A run of records:
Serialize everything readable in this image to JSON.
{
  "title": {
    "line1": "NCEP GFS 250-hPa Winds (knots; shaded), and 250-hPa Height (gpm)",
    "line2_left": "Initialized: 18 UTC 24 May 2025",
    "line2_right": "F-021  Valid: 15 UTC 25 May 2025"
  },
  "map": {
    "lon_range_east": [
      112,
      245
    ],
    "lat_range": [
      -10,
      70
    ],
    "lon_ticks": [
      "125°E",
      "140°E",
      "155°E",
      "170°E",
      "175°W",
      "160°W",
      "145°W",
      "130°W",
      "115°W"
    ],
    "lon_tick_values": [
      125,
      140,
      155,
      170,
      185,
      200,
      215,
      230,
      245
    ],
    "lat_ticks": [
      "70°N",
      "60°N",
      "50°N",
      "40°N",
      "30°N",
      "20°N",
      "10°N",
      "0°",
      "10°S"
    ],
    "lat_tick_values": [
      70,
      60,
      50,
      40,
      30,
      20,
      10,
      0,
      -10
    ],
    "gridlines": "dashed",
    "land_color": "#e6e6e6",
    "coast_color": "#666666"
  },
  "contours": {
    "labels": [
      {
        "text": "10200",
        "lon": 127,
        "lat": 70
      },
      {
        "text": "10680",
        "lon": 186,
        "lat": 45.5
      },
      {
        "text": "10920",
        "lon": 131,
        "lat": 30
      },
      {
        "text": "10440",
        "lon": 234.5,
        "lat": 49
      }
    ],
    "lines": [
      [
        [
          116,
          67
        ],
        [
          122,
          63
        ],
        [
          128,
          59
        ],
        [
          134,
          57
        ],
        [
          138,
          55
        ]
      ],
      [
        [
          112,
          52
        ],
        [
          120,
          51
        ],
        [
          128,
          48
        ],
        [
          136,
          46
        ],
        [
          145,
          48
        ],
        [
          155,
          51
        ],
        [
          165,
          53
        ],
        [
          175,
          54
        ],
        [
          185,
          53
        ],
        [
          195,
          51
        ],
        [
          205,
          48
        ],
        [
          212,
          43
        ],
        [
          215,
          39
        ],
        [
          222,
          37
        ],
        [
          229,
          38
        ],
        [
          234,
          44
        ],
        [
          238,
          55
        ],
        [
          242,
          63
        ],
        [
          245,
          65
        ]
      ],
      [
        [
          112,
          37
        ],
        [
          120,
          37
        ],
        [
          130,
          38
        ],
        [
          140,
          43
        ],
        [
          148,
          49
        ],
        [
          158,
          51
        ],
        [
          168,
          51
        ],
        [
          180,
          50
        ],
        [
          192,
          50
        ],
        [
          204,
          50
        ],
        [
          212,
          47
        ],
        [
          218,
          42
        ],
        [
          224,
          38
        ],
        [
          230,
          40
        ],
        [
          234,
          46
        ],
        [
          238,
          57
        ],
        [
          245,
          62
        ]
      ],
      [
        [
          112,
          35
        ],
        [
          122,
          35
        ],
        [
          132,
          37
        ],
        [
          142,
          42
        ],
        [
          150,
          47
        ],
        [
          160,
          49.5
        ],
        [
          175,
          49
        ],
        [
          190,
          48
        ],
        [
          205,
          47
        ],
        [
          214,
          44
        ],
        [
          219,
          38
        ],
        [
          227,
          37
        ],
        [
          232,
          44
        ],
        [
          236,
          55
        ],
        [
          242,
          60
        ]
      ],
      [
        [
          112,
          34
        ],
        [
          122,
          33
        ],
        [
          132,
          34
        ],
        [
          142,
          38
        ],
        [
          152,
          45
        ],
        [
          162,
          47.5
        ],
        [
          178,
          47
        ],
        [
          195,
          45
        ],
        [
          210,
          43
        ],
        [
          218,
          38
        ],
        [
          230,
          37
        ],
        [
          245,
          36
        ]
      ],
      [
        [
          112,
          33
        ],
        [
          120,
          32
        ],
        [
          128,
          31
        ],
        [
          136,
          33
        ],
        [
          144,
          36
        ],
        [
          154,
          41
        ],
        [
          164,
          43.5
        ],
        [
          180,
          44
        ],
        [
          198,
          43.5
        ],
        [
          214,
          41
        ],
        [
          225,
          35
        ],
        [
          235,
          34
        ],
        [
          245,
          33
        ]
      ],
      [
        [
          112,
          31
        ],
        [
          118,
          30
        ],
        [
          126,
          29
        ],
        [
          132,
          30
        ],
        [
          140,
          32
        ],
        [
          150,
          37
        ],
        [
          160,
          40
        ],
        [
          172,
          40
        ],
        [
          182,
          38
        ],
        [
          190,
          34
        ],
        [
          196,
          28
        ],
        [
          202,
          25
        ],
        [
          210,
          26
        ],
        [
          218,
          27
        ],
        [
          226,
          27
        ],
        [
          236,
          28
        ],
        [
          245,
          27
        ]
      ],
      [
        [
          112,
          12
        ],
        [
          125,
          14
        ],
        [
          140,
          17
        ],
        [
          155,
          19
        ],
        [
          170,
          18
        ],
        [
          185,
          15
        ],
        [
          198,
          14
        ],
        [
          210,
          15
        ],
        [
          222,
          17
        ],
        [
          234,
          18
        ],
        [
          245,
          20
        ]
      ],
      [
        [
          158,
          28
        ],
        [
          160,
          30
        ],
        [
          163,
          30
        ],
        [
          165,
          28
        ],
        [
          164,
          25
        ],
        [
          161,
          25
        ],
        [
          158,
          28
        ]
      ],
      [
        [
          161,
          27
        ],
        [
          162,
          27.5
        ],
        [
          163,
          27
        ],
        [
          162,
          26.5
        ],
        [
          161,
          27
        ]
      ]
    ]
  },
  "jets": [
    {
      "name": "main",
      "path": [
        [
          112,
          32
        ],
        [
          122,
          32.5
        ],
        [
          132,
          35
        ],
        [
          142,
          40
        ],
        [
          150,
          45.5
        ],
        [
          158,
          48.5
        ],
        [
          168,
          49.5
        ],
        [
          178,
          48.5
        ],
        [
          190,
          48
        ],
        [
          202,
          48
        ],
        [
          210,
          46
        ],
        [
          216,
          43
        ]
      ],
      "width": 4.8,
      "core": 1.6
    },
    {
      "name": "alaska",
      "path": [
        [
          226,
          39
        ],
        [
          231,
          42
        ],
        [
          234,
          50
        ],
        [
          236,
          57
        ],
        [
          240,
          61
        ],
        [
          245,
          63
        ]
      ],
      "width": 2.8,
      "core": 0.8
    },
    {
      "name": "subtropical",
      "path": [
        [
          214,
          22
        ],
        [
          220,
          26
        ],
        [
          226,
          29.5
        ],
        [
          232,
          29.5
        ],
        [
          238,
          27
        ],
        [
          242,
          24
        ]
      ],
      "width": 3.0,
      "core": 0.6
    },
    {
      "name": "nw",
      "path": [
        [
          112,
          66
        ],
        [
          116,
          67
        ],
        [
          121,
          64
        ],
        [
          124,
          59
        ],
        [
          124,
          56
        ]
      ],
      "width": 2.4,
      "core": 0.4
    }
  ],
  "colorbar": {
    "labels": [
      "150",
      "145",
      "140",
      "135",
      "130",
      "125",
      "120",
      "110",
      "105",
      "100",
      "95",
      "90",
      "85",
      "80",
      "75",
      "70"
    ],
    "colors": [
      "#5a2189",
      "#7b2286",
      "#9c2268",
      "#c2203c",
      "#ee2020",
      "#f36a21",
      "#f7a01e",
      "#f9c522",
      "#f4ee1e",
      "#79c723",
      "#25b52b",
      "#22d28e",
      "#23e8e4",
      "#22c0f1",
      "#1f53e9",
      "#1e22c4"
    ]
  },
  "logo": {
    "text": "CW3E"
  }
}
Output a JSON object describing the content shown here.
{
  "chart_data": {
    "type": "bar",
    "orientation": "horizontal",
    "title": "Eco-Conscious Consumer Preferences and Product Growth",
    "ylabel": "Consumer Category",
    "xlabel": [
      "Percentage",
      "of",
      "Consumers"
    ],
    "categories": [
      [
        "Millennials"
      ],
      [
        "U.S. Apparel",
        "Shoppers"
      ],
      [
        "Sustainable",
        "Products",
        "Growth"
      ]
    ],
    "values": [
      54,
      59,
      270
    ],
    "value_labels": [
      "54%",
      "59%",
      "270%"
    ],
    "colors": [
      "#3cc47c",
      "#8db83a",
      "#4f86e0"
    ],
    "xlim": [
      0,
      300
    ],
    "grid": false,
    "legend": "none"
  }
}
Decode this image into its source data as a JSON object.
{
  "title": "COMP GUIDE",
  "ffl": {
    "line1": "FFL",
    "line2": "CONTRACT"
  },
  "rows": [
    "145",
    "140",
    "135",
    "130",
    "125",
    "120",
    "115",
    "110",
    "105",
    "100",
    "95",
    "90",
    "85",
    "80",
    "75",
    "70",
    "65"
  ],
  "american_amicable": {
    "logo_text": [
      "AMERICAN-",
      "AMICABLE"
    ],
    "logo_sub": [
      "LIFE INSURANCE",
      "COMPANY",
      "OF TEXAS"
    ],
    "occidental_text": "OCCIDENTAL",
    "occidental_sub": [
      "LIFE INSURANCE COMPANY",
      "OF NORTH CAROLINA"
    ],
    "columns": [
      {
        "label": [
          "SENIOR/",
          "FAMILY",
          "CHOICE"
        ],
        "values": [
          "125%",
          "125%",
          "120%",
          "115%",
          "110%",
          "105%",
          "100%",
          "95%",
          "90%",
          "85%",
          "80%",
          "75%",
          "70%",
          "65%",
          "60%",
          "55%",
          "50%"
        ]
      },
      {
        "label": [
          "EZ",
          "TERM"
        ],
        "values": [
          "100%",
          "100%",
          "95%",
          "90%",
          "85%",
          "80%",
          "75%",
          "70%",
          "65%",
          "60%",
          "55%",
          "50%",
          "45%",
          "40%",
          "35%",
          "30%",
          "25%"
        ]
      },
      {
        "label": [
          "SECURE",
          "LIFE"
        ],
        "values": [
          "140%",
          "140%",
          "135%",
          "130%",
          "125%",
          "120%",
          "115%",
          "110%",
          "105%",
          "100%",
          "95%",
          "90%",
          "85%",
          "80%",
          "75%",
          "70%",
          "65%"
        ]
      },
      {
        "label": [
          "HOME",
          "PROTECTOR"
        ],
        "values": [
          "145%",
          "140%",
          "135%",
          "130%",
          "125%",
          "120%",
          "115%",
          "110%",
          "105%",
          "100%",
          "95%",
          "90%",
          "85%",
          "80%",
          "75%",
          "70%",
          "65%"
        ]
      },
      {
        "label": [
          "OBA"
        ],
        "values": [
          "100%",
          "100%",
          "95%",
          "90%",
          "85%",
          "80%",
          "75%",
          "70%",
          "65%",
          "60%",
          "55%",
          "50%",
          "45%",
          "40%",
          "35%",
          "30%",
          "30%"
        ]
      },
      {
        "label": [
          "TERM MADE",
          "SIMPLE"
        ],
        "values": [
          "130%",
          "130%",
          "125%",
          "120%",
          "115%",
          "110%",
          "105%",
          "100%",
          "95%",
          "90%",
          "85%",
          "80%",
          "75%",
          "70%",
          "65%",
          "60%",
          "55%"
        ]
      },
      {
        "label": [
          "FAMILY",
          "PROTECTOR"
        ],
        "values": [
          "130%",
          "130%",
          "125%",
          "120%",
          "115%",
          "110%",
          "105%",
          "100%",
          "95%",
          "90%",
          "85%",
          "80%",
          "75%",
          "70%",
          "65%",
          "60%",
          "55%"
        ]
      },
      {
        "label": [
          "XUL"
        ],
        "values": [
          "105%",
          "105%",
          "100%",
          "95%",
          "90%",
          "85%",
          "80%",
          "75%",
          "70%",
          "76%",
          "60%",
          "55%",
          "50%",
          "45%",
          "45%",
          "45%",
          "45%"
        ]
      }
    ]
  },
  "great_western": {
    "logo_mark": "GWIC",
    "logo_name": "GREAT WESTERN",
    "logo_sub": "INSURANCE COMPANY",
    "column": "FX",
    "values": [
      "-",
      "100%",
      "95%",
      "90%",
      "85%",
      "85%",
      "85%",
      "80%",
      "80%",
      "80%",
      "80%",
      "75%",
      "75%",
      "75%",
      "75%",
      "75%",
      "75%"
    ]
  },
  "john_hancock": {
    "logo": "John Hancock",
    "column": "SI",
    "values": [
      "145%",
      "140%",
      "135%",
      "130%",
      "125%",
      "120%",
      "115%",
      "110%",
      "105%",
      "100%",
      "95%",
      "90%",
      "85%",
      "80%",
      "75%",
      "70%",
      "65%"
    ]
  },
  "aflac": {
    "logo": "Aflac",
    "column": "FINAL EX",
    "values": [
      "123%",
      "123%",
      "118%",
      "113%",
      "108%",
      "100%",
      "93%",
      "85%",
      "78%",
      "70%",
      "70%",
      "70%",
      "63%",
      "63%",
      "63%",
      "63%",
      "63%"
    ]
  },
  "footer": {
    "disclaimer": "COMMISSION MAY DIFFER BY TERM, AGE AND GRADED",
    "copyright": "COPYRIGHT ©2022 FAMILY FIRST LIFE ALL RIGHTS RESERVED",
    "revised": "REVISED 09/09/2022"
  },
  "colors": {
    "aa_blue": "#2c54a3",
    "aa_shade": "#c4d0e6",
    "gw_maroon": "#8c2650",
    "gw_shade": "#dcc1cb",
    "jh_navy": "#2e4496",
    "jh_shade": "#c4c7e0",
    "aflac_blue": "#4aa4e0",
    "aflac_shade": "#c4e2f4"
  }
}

● **Exercise details**
State, as a bare number, how many lines of the listing hold the word "TERM".

● **Problem solution**
3